Please give the entries again in full and exactly, without any picture.

══ INPUT

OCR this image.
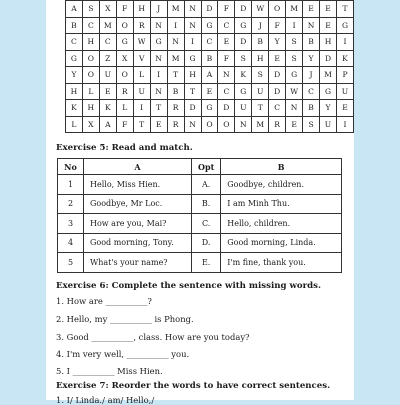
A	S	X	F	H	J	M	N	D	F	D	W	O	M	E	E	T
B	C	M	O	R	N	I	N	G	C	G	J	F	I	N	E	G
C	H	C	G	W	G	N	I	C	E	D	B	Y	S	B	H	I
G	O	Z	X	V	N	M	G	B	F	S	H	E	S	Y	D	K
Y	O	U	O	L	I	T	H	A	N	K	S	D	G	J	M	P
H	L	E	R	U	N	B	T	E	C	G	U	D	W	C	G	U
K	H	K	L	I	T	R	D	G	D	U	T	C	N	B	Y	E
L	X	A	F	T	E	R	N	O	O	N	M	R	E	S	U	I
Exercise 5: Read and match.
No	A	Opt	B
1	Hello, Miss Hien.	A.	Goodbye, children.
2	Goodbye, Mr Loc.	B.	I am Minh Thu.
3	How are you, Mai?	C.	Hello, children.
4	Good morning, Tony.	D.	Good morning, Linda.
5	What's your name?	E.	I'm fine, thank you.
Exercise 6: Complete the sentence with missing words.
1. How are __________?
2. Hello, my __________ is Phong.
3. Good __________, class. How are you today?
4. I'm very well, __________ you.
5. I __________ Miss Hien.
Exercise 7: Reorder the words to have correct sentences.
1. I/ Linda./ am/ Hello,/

════

* OUTPUT
OCR this image.
A	S	X	F	H	J	M	N	D	F	D	W	O	M	E	E	T
B	C	M	O	R	N	I	N	G	C	G	J	F	I	N	E	G
C	H	C	G	W	G	N	I	C	E	D	B	Y	S	B	H	I
G	O	Z	X	V	N	M	G	B	F	S	H	E	S	Y	D	K
Y	O	U	O	L	I	T	H	A	N	K	S	D	G	J	M	P
H	L	E	R	U	N	B	T	E	C	G	U	D	W	C	G	U
K	H	K	L	I	T	R	D	G	D	U	T	C	N	B	Y	E
L	X	A	F	T	E	R	N	O	O	N	M	R	E	S	U	I
Exercise 5: Read and match.
No	A	Opt	B
1	Hello, Miss Hien.	A.	Goodbye, children.
2	Goodbye, Mr Loc.	B.	I am Minh Thu.
3	How are you, Mai?	C.	Hello, children.
4	Good morning, Tony.	D.	Good morning, Linda.
5	What's your name?	E.	I'm fine, thank you.
Exercise 6: Complete the sentence with missing words.
1. How are __________?
2. Hello, my __________ is Phong.
3. Good __________, class. How are you today?
4. I'm very well, __________ you.
5. I __________ Miss Hien.
Exercise 7: Reorder the words to have correct sentences.
1. I/ Linda./ am/ Hello,/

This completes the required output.